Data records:
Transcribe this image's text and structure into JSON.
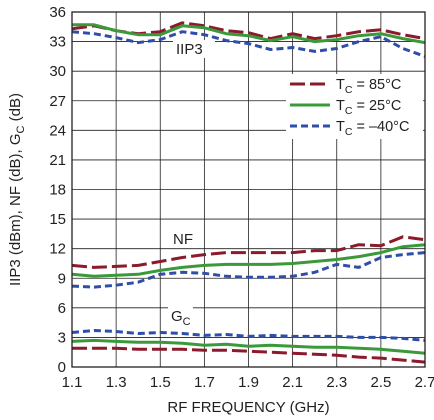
{
  "chart_data": {
    "type": "line",
    "xlabel": "RF FREQUENCY (GHz)",
    "ylabel": "IIP3 (dBm), NF (dB), G_C (dB)",
    "xlim": [
      1.1,
      2.7
    ],
    "ylim": [
      0,
      36
    ],
    "xticks": [
      "1.1",
      "1.3",
      "1.5",
      "1.7",
      "1.9",
      "2.1",
      "2.3",
      "2.5",
      "2.7"
    ],
    "yticks": [
      "0",
      "3",
      "6",
      "9",
      "12",
      "15",
      "18",
      "21",
      "24",
      "27",
      "30",
      "33",
      "36"
    ],
    "grid": true,
    "legend_position": "top-right",
    "annotations": [
      {
        "text": "IIP3",
        "group": "iip3"
      },
      {
        "text": "NF",
        "group": "nf"
      },
      {
        "text": "G",
        "subscript": "C",
        "group": "gc"
      }
    ],
    "legend": [
      {
        "prefix": "T",
        "sub": "C",
        "suffix": " = 85°C",
        "color": "#8b1a2b",
        "dash": "long-dash"
      },
      {
        "prefix": "T",
        "sub": "C",
        "suffix": " = 25°C",
        "color": "#3a9a3a",
        "dash": "solid"
      },
      {
        "prefix": "T",
        "sub": "C",
        "suffix": " = –40°C",
        "color": "#2e4ea8",
        "dash": "short-dash"
      }
    ],
    "series": [
      {
        "group": "iip3",
        "temp": "85",
        "color": "#8b1a2b",
        "dash": "long-dash",
        "x": [
          1.1,
          1.2,
          1.3,
          1.4,
          1.5,
          1.6,
          1.7,
          1.8,
          1.9,
          2.0,
          2.1,
          2.2,
          2.3,
          2.4,
          2.5,
          2.6,
          2.7
        ],
        "y": [
          34.3,
          34.6,
          34.1,
          33.8,
          34.0,
          34.9,
          34.6,
          34.1,
          33.9,
          33.3,
          33.8,
          33.3,
          33.6,
          34.0,
          34.2,
          33.7,
          33.3
        ]
      },
      {
        "group": "iip3",
        "temp": "25",
        "color": "#3a9a3a",
        "dash": "solid",
        "x": [
          1.1,
          1.2,
          1.3,
          1.4,
          1.5,
          1.6,
          1.7,
          1.8,
          1.9,
          2.0,
          2.1,
          2.2,
          2.3,
          2.4,
          2.5,
          2.6,
          2.7
        ],
        "y": [
          34.7,
          34.7,
          34.1,
          33.7,
          33.7,
          34.6,
          34.4,
          33.8,
          33.6,
          33.1,
          33.5,
          33.0,
          33.2,
          33.6,
          33.8,
          33.3,
          32.9
        ]
      },
      {
        "group": "iip3",
        "temp": "-40",
        "color": "#2e4ea8",
        "dash": "short-dash",
        "x": [
          1.1,
          1.2,
          1.3,
          1.4,
          1.5,
          1.6,
          1.7,
          1.8,
          1.9,
          2.0,
          2.1,
          2.2,
          2.3,
          2.4,
          2.5,
          2.6,
          2.7
        ],
        "y": [
          34.0,
          33.8,
          33.4,
          32.9,
          33.2,
          34.0,
          33.7,
          33.1,
          32.8,
          32.2,
          32.4,
          32.0,
          32.3,
          33.0,
          33.5,
          32.3,
          31.5
        ]
      },
      {
        "group": "nf",
        "temp": "85",
        "color": "#8b1a2b",
        "dash": "long-dash",
        "x": [
          1.1,
          1.2,
          1.3,
          1.4,
          1.5,
          1.6,
          1.7,
          1.8,
          1.9,
          2.0,
          2.1,
          2.2,
          2.3,
          2.4,
          2.5,
          2.6,
          2.7
        ],
        "y": [
          10.3,
          10.1,
          10.2,
          10.3,
          10.7,
          11.1,
          11.4,
          11.6,
          11.6,
          11.6,
          11.6,
          11.8,
          11.8,
          12.4,
          12.3,
          13.2,
          12.9
        ]
      },
      {
        "group": "nf",
        "temp": "25",
        "color": "#3a9a3a",
        "dash": "solid",
        "x": [
          1.1,
          1.2,
          1.3,
          1.4,
          1.5,
          1.6,
          1.7,
          1.8,
          1.9,
          2.0,
          2.1,
          2.2,
          2.3,
          2.4,
          2.5,
          2.6,
          2.7
        ],
        "y": [
          9.4,
          9.2,
          9.3,
          9.4,
          9.8,
          10.1,
          10.3,
          10.4,
          10.4,
          10.4,
          10.5,
          10.7,
          10.9,
          11.2,
          11.6,
          12.2,
          12.4
        ]
      },
      {
        "group": "nf",
        "temp": "-40",
        "color": "#2e4ea8",
        "dash": "short-dash",
        "x": [
          1.1,
          1.2,
          1.3,
          1.4,
          1.5,
          1.6,
          1.7,
          1.8,
          1.9,
          2.0,
          2.1,
          2.2,
          2.3,
          2.4,
          2.5,
          2.6,
          2.7
        ],
        "y": [
          8.2,
          8.1,
          8.3,
          8.6,
          9.4,
          9.6,
          9.5,
          9.2,
          9.1,
          9.1,
          9.2,
          9.6,
          10.4,
          10.1,
          11.1,
          11.4,
          11.6
        ]
      },
      {
        "group": "gc",
        "temp": "85",
        "color": "#8b1a2b",
        "dash": "long-dash",
        "x": [
          1.1,
          1.2,
          1.3,
          1.4,
          1.5,
          1.6,
          1.7,
          1.8,
          1.9,
          2.0,
          2.1,
          2.2,
          2.3,
          2.4,
          2.5,
          2.6,
          2.7
        ],
        "y": [
          1.9,
          1.9,
          1.9,
          1.8,
          1.8,
          1.8,
          1.7,
          1.7,
          1.6,
          1.5,
          1.4,
          1.3,
          1.2,
          1.0,
          0.9,
          0.7,
          0.5
        ]
      },
      {
        "group": "gc",
        "temp": "25",
        "color": "#3a9a3a",
        "dash": "solid",
        "x": [
          1.1,
          1.2,
          1.3,
          1.4,
          1.5,
          1.6,
          1.7,
          1.8,
          1.9,
          2.0,
          2.1,
          2.2,
          2.3,
          2.4,
          2.5,
          2.6,
          2.7
        ],
        "y": [
          2.6,
          2.7,
          2.6,
          2.5,
          2.5,
          2.4,
          2.2,
          2.3,
          2.1,
          2.2,
          2.1,
          2.0,
          2.0,
          1.9,
          1.8,
          1.6,
          1.4
        ]
      },
      {
        "group": "gc",
        "temp": "-40",
        "color": "#2e4ea8",
        "dash": "short-dash",
        "x": [
          1.1,
          1.2,
          1.3,
          1.4,
          1.5,
          1.6,
          1.7,
          1.8,
          1.9,
          2.0,
          2.1,
          2.2,
          2.3,
          2.4,
          2.5,
          2.6,
          2.7
        ],
        "y": [
          3.5,
          3.7,
          3.6,
          3.4,
          3.5,
          3.4,
          3.2,
          3.3,
          3.1,
          3.2,
          3.1,
          3.1,
          3.1,
          3.0,
          3.0,
          2.9,
          2.7
        ]
      }
    ]
  }
}
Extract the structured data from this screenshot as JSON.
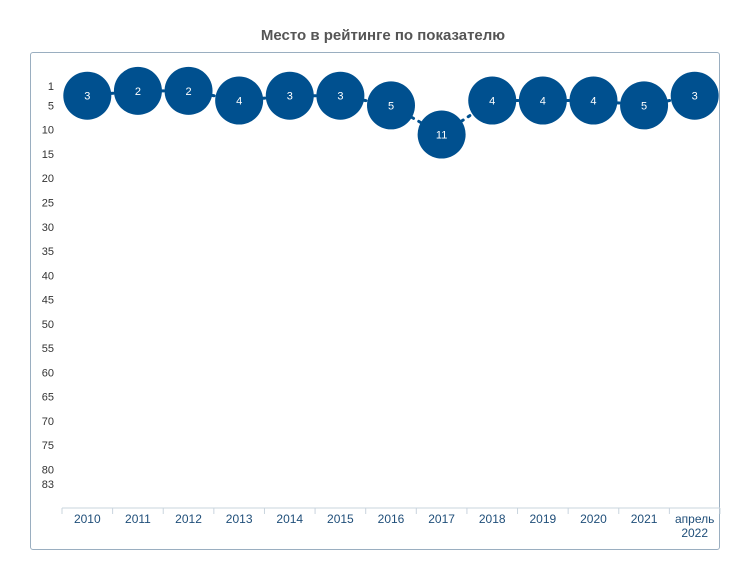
{
  "chart_data": {
    "type": "scatter",
    "title": "Место в рейтинге по показателю",
    "xlabel": "",
    "ylabel": "",
    "categories": [
      "2010",
      "2011",
      "2012",
      "2013",
      "2014",
      "2015",
      "2016",
      "2017",
      "2018",
      "2019",
      "2020",
      "2021",
      "апрель 2022"
    ],
    "values": [
      3,
      2,
      2,
      4,
      3,
      3,
      5,
      11,
      4,
      4,
      4,
      5,
      3
    ],
    "y_ticks": [
      1,
      5,
      10,
      15,
      20,
      25,
      30,
      35,
      40,
      45,
      50,
      55,
      60,
      65,
      70,
      75,
      80,
      83
    ],
    "ylim": [
      83,
      1
    ],
    "y_reversed": true,
    "grid": false,
    "legend": "none",
    "marker_color": "#00508f",
    "connector_color": "#00508f"
  }
}
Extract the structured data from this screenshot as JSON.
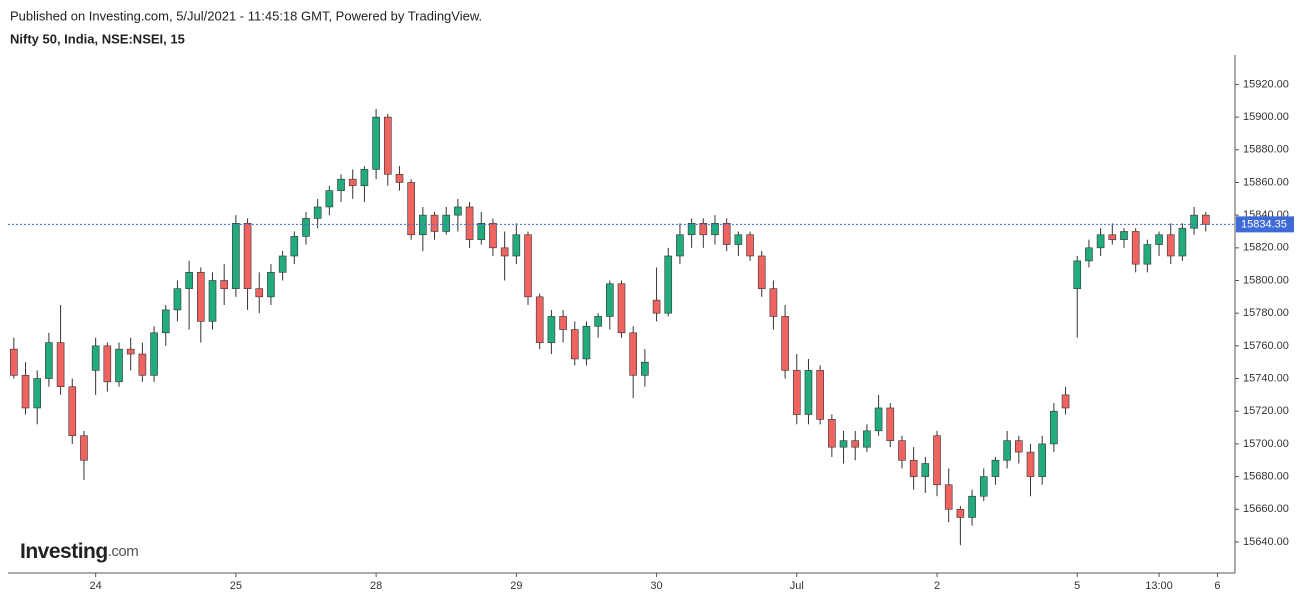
{
  "chart_data": {
    "type": "candlestick",
    "published": "Published on Investing.com, 5/Jul/2021 - 11:45:18 GMT, Powered by TradingView.",
    "title": "Nifty 50, India, NSE:NSEI, 15",
    "watermark": "Investing",
    "watermark_suffix": ".com",
    "up_color": "#22ab7f",
    "down_color": "#ef6461",
    "last_price": 15834.35,
    "last_price_color": "#3e6ad8",
    "ylim": [
      15621,
      15938
    ],
    "yticks": [
      {
        "value": 15640,
        "label": "15640.00"
      },
      {
        "value": 15660,
        "label": "15660.00"
      },
      {
        "value": 15680,
        "label": "15680.00"
      },
      {
        "value": 15700,
        "label": "15700.00"
      },
      {
        "value": 15720,
        "label": "15720.00"
      },
      {
        "value": 15740,
        "label": "15740.00"
      },
      {
        "value": 15760,
        "label": "15760.00"
      },
      {
        "value": 15780,
        "label": "15780.00"
      },
      {
        "value": 15800,
        "label": "15800.00"
      },
      {
        "value": 15820,
        "label": "15820.00"
      },
      {
        "value": 15840,
        "label": "15840.00"
      },
      {
        "value": 15860,
        "label": "15860.00"
      },
      {
        "value": 15880,
        "label": "15880.00"
      },
      {
        "value": 15900,
        "label": "15900.00"
      },
      {
        "value": 15920,
        "label": "15920.00"
      }
    ],
    "categories": [
      null,
      null,
      null,
      null,
      null,
      null,
      null,
      "24",
      null,
      null,
      null,
      null,
      null,
      null,
      null,
      null,
      null,
      null,
      null,
      "25",
      null,
      null,
      null,
      null,
      null,
      null,
      null,
      null,
      null,
      null,
      null,
      "28",
      null,
      null,
      null,
      null,
      null,
      null,
      null,
      null,
      null,
      null,
      null,
      "29",
      null,
      null,
      null,
      null,
      null,
      null,
      null,
      null,
      null,
      null,
      null,
      "30",
      null,
      null,
      null,
      null,
      null,
      null,
      null,
      null,
      null,
      null,
      null,
      "Jul",
      null,
      null,
      null,
      null,
      null,
      null,
      null,
      null,
      null,
      null,
      null,
      "2",
      null,
      null,
      null,
      null,
      null,
      null,
      null,
      null,
      null,
      null,
      null,
      "5",
      null,
      null,
      null,
      null,
      null,
      null,
      "13:00",
      null,
      null,
      null,
      null,
      "6",
      null
    ],
    "open": [
      15758,
      15742,
      15722,
      15740,
      15762,
      15735,
      15705,
      15745,
      15760,
      15738,
      15758,
      15755,
      15742,
      15768,
      15782,
      15795,
      15805,
      15775,
      15800,
      15795,
      15835,
      15795,
      15790,
      15805,
      15815,
      15827,
      15838,
      15845,
      15855,
      15862,
      15858,
      15868,
      15900,
      15865,
      15860,
      15828,
      15840,
      15830,
      15840,
      15845,
      15825,
      15835,
      15820,
      15815,
      15828,
      15790,
      15762,
      15778,
      15770,
      15752,
      15772,
      15778,
      15798,
      15768,
      15742,
      15788,
      15780,
      15815,
      15828,
      15835,
      15828,
      15835,
      15822,
      15828,
      15815,
      15795,
      15778,
      15745,
      15718,
      15745,
      15715,
      15698,
      15702,
      15698,
      15708,
      15722,
      15702,
      15690,
      15680,
      15705,
      15675,
      15660,
      15655,
      15668,
      15680,
      15690,
      15702,
      15695,
      15680,
      15700,
      15730,
      15795,
      15812,
      15820,
      15828,
      15825,
      15830,
      15810,
      15822,
      15828,
      15815,
      15832,
      15840,
      null,
      null
    ],
    "high": [
      15765,
      15750,
      15745,
      15768,
      15785,
      15740,
      15708,
      15765,
      15762,
      15762,
      15765,
      15762,
      15772,
      15785,
      15800,
      15812,
      15808,
      15805,
      15810,
      15840,
      15838,
      15805,
      15810,
      15818,
      15830,
      15842,
      15850,
      15858,
      15865,
      15868,
      15870,
      15905,
      15902,
      15870,
      15862,
      15845,
      15842,
      15845,
      15850,
      15848,
      15842,
      15838,
      15830,
      15835,
      15830,
      15792,
      15782,
      15782,
      15775,
      15775,
      15780,
      15800,
      15800,
      15772,
      15758,
      15808,
      15820,
      15835,
      15838,
      15838,
      15840,
      15838,
      15830,
      15830,
      15818,
      15800,
      15785,
      15755,
      15752,
      15748,
      15718,
      15708,
      15708,
      15712,
      15730,
      15725,
      15705,
      15698,
      15692,
      15708,
      15685,
      15662,
      15672,
      15685,
      15692,
      15708,
      15705,
      15700,
      15705,
      15725,
      15735,
      15815,
      15825,
      15832,
      15835,
      15832,
      15832,
      15825,
      15830,
      15835,
      15835,
      15845,
      15842,
      null,
      null
    ],
    "low": [
      15740,
      15718,
      15712,
      15735,
      15730,
      15700,
      15678,
      15730,
      15732,
      15735,
      15745,
      15738,
      15738,
      15760,
      15775,
      15770,
      15762,
      15770,
      15785,
      15790,
      15782,
      15780,
      15785,
      15800,
      15810,
      15822,
      15832,
      15840,
      15848,
      15850,
      15848,
      15862,
      15858,
      15855,
      15825,
      15818,
      15825,
      15828,
      15830,
      15820,
      15822,
      15815,
      15800,
      15810,
      15785,
      15758,
      15755,
      15762,
      15748,
      15748,
      15765,
      15770,
      15765,
      15728,
      15735,
      15775,
      15778,
      15810,
      15820,
      15820,
      15822,
      15818,
      15815,
      15812,
      15790,
      15770,
      15740,
      15712,
      15712,
      15712,
      15692,
      15688,
      15690,
      15695,
      15705,
      15698,
      15685,
      15672,
      15670,
      15668,
      15652,
      15638,
      15650,
      15665,
      15675,
      15685,
      15688,
      15668,
      15675,
      15695,
      15718,
      15765,
      15808,
      15815,
      15822,
      15820,
      15805,
      15805,
      15815,
      15810,
      15812,
      15828,
      15830,
      null,
      null
    ],
    "close": [
      15742,
      15722,
      15740,
      15762,
      15735,
      15705,
      15690,
      15760,
      15738,
      15758,
      15755,
      15742,
      15768,
      15782,
      15795,
      15805,
      15775,
      15800,
      15795,
      15835,
      15795,
      15790,
      15805,
      15815,
      15827,
      15838,
      15845,
      15855,
      15862,
      15858,
      15868,
      15900,
      15865,
      15860,
      15828,
      15840,
      15830,
      15840,
      15845,
      15825,
      15835,
      15820,
      15815,
      15828,
      15790,
      15762,
      15778,
      15770,
      15752,
      15772,
      15778,
      15798,
      15768,
      15742,
      15750,
      15780,
      15815,
      15828,
      15835,
      15828,
      15835,
      15822,
      15828,
      15815,
      15795,
      15778,
      15745,
      15718,
      15745,
      15715,
      15698,
      15702,
      15698,
      15708,
      15722,
      15702,
      15690,
      15680,
      15688,
      15675,
      15660,
      15655,
      15668,
      15680,
      15690,
      15702,
      15695,
      15680,
      15700,
      15720,
      15722,
      15812,
      15820,
      15828,
      15825,
      15830,
      15810,
      15822,
      15828,
      15815,
      15832,
      15840,
      15834.35,
      null,
      null
    ]
  }
}
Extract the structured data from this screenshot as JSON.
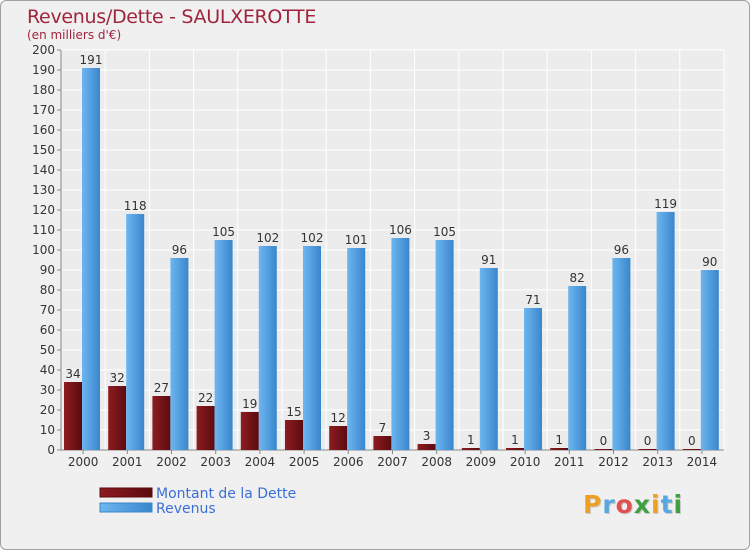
{
  "chart_data": {
    "type": "bar",
    "title": "Revenus/Dette - SAULXEROTTE",
    "subtitle": "(en milliers d'€)",
    "categories": [
      "2000",
      "2001",
      "2002",
      "2003",
      "2004",
      "2005",
      "2006",
      "2007",
      "2008",
      "2009",
      "2010",
      "2011",
      "2012",
      "2013",
      "2014"
    ],
    "series": [
      {
        "name": "Montant de la Dette",
        "color": "#7a1418",
        "values": [
          34,
          32,
          27,
          22,
          19,
          15,
          12,
          7,
          3,
          1,
          1,
          1,
          0,
          0,
          0
        ]
      },
      {
        "name": "Revenus",
        "color": "#4c9fe4",
        "values": [
          191,
          118,
          96,
          105,
          102,
          102,
          101,
          106,
          105,
          91,
          71,
          82,
          96,
          119,
          90
        ]
      }
    ],
    "ylim": [
      0,
      200
    ],
    "yticks": [
      0,
      10,
      20,
      30,
      40,
      50,
      60,
      70,
      80,
      90,
      100,
      110,
      120,
      130,
      140,
      150,
      160,
      170,
      180,
      190,
      200
    ],
    "grid": true,
    "legend": "bottom-left"
  },
  "legend": {
    "dette_label": "Montant de la Dette",
    "revenus_label": "Revenus"
  },
  "logo": {
    "letters": [
      "P",
      "r",
      "o",
      "x",
      "i",
      "t",
      "i"
    ],
    "colors": [
      "#f0a020",
      "#58a8e0",
      "#e05050",
      "#40a040",
      "#f0a020",
      "#58a8e0",
      "#40a040"
    ]
  }
}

- [Set problem]
Reproduce each line of the material containing the word "type".

- [Full solution]
    "type": "line",
    "type": "scatter",
    "type": "candlestick",
    "type": "bar",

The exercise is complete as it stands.